• **Document segment**
"""

Massive gas shortage ahead
According to a projection paper prepared by the Power division, the country will likely face acute gas shortage soon. Scarcity of natural gas could likely climb up by as much as 1, 200 million Cubic Feet a day in the coming months. And it will take place because of growing demand for power during Holy Ramadan and the summer season. Understandably, the Power Division must make its move right away to prevent and tackle the worrying future predicted.
Getting into the details of the projections forecasted, approximately 14,300 MW electricity and 1,550mmcfd gas will be needed at the peak hour from the first day of Ramadan, but Petrobangla has no magic wand to supply the primary fuel with numerable power generation plants sitting idle. Many power plants could not be turned operational due to dearth of gas. Moreover, Petrobangla is currently supplying around 2,300mmcfd gas against the demand of 3,700mmcfd, the amount includes imported LNG also, once again reinforcing the prediction that we are heading towards a massive shortage.
The point, however, the country has been facing severe gas crisis from December of 2020. The government failed to recognise it as industrial and commercial demands were very low due to the pandemic, but we cannot think of such a probable power crisis erupting during Ramadan and summer, authorities concerned must ensure extra energy supply to meet growing demand.

"""

• **Dataset entries**

"""

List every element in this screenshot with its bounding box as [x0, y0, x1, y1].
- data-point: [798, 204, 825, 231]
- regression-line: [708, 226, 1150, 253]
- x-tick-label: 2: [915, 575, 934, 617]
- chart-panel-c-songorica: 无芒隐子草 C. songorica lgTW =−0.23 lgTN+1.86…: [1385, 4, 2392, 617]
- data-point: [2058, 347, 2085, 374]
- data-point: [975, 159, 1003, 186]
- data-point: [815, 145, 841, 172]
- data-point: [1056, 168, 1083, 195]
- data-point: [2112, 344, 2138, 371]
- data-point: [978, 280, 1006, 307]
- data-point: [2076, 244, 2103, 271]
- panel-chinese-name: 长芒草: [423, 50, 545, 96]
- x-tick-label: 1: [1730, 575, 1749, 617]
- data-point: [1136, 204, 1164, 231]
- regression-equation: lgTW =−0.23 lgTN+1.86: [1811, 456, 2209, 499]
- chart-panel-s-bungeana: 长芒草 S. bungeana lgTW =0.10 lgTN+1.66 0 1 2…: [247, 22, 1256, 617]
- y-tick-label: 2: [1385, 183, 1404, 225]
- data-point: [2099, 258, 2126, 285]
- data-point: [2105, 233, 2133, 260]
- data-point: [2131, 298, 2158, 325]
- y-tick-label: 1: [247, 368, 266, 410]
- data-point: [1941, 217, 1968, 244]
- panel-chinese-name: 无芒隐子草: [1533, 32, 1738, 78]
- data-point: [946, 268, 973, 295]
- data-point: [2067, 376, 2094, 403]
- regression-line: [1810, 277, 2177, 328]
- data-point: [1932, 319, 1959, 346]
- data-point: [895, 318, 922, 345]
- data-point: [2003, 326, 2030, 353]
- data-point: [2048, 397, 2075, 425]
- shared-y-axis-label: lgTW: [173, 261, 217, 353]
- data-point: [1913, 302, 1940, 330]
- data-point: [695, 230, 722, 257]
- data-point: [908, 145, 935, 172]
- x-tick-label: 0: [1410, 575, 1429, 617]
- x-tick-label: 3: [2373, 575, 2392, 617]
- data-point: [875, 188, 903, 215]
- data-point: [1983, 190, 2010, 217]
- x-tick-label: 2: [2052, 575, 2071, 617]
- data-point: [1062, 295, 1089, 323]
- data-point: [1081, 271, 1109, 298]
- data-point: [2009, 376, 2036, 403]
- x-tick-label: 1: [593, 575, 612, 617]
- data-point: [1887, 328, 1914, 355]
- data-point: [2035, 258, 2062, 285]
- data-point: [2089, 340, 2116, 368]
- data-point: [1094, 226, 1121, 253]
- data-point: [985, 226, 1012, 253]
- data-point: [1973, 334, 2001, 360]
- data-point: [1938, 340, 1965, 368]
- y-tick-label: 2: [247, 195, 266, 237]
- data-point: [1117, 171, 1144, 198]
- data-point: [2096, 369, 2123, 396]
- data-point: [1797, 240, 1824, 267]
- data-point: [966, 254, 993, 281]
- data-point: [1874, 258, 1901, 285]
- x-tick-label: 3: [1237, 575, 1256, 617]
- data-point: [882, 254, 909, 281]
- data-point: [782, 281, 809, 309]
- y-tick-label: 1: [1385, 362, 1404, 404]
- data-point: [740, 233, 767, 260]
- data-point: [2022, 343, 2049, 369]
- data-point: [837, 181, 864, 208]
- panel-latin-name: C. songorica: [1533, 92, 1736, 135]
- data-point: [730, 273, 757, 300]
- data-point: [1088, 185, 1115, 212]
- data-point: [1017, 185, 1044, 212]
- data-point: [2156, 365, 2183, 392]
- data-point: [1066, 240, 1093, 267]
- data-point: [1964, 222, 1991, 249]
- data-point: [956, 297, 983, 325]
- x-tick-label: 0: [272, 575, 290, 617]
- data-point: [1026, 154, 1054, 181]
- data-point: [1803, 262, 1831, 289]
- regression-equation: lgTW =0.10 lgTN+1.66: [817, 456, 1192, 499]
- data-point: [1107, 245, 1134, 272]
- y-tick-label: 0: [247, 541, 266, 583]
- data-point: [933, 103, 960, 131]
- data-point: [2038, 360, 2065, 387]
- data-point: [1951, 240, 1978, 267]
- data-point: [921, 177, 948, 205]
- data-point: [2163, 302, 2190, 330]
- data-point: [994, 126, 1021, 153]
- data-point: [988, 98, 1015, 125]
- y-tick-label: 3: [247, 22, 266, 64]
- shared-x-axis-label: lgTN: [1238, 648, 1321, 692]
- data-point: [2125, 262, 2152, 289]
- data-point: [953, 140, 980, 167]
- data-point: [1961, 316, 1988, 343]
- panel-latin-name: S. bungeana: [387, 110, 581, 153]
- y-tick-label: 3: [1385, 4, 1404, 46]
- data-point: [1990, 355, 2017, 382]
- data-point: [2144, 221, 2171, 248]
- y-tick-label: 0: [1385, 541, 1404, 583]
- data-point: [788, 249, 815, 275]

"""

• **Exercise objective**
From the text on the gas shortage, copy the passage between "Massive gas shortage" and "worrying future predicted.", inclusive.

• **Written answer**
Massive gas shortage ahead
According to a projection paper prepared by the Power division, the country will likely face acute gas shortage soon. Scarcity of natural gas could likely climb up by as much as 1, 200 million Cubic Feet a day in the coming months. And it will take place because of growing demand for power during Holy Ramadan and the summer season. Understandably, the Power Division must make its move right away to prevent and tackle the worrying future predicted.